:: EXERCISE OBJECTIVE ::
Return every line from the records below in which the word "text" is found.

:: Stored dataset items ::
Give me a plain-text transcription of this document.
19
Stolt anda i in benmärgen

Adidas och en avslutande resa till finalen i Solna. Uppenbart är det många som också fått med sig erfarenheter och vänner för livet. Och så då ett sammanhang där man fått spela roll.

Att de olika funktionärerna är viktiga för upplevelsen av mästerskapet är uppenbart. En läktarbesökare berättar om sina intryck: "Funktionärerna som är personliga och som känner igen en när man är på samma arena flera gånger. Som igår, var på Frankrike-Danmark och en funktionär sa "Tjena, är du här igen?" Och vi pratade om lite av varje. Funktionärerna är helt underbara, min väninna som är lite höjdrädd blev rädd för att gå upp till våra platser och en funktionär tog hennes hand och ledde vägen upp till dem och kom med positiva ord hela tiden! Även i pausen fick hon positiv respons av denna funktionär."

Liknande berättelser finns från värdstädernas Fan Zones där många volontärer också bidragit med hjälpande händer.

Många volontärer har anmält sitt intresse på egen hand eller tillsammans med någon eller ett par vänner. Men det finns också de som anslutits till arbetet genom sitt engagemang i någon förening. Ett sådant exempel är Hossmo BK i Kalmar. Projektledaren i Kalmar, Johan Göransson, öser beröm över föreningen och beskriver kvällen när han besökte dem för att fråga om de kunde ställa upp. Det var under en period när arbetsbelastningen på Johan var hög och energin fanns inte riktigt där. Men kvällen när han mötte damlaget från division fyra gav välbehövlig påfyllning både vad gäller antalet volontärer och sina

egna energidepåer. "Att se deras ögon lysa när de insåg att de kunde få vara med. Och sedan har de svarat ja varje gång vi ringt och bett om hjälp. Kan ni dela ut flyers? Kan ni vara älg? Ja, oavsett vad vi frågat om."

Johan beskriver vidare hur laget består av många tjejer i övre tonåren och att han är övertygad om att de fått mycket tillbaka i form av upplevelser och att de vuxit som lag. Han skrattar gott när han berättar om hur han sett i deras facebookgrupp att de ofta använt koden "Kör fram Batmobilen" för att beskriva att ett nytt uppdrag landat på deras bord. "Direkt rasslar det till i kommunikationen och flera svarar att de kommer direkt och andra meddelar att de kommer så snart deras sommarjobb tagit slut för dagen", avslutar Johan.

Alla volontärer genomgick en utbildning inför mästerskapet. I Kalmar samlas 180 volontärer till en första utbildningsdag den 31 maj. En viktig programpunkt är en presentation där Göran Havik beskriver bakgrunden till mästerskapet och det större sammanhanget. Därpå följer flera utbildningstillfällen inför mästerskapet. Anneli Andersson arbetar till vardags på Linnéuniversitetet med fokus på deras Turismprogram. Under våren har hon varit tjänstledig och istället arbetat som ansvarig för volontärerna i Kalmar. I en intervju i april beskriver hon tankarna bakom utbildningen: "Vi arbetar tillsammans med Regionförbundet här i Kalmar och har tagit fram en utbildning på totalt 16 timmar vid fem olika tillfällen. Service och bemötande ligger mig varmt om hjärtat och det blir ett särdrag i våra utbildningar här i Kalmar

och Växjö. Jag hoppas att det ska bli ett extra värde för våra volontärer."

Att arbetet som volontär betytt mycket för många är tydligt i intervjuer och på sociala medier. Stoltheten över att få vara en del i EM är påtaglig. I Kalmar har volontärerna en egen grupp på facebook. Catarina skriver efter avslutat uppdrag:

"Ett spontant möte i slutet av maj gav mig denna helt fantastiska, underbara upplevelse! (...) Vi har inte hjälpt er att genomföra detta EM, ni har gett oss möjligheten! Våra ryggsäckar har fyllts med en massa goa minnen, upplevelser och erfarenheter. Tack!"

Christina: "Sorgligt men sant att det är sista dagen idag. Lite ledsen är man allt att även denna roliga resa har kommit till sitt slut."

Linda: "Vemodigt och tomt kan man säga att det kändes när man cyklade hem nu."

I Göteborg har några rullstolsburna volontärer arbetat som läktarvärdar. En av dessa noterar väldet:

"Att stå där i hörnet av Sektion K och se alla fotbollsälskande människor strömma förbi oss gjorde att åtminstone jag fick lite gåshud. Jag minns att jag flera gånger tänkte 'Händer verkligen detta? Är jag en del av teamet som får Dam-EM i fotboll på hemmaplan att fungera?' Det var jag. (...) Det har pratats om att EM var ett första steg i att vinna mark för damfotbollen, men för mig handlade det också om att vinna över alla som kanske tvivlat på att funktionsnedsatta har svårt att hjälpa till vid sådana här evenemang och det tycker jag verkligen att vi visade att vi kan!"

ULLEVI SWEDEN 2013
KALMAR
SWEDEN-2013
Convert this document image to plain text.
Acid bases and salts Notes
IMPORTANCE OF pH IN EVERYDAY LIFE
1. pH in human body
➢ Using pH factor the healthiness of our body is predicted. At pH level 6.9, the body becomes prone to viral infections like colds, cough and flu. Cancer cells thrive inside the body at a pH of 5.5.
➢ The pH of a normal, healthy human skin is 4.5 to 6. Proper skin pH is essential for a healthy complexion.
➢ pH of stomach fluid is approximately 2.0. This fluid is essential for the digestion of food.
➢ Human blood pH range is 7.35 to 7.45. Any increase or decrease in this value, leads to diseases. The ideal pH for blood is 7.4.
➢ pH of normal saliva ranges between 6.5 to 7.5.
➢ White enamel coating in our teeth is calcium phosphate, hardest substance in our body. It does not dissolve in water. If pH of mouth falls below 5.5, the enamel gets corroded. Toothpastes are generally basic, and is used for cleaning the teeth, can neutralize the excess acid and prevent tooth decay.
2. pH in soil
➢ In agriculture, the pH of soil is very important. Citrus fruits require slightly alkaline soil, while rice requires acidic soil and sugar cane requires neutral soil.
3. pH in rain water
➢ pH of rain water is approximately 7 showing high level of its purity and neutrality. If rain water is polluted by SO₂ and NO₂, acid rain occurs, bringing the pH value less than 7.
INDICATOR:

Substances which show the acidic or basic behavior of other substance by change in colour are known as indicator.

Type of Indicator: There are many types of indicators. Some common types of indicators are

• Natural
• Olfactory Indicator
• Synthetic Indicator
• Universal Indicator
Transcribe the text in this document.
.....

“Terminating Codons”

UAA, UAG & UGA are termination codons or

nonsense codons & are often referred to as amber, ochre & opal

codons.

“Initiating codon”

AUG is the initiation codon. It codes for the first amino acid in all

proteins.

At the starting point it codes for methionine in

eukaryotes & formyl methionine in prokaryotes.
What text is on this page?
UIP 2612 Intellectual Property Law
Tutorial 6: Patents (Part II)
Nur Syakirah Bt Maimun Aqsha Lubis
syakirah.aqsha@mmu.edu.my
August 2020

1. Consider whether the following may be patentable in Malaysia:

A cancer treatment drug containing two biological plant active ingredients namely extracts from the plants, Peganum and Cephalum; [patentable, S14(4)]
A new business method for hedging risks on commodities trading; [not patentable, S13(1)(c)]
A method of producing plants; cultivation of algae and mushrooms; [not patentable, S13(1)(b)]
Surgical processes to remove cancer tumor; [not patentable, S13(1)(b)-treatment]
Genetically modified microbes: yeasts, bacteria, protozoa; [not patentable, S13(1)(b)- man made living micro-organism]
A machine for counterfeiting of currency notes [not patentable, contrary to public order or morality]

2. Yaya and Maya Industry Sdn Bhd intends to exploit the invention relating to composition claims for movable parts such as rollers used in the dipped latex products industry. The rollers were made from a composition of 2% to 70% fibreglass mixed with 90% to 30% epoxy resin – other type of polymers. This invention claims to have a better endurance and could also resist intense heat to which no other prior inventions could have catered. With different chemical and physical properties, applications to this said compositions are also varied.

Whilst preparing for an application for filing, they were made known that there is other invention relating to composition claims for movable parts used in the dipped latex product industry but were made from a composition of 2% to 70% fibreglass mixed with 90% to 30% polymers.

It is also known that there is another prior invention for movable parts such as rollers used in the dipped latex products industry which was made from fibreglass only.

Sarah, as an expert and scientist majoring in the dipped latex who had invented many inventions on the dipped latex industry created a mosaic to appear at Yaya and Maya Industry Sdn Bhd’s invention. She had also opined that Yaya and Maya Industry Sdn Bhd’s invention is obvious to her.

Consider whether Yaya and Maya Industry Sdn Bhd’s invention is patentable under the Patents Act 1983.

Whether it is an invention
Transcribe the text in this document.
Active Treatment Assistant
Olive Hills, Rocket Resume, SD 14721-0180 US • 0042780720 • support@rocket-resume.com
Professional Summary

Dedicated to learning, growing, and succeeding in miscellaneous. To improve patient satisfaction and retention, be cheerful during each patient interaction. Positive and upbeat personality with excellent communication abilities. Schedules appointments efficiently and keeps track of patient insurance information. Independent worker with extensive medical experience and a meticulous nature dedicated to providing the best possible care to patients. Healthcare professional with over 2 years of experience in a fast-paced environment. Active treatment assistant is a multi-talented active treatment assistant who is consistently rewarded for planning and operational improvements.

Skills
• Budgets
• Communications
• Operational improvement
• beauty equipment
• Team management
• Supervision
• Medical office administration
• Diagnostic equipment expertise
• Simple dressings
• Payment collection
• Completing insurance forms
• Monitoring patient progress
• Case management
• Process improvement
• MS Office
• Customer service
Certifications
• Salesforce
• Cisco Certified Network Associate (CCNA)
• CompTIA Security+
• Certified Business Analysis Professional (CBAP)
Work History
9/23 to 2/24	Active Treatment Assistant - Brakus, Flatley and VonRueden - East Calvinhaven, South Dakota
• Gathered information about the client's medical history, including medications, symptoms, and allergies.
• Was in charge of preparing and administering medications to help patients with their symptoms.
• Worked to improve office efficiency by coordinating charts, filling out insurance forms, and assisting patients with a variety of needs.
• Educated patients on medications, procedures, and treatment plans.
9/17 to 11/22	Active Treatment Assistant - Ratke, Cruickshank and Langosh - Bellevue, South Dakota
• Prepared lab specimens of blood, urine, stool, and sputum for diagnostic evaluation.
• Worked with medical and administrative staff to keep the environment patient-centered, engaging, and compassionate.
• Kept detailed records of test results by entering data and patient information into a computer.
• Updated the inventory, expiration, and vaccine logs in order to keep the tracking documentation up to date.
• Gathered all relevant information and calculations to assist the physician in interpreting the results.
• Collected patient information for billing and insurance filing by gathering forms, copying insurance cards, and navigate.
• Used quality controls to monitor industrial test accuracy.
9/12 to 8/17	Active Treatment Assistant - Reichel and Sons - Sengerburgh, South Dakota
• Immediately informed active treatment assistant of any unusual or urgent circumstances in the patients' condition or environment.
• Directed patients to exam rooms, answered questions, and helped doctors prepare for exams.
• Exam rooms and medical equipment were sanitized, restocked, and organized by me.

:: OUTPUT ::
Give me a plain-text transcription of this document.
Convert this document image to plain text.
Transcribe the text in this document.
What text is on this page?
Transcribe the text in this document.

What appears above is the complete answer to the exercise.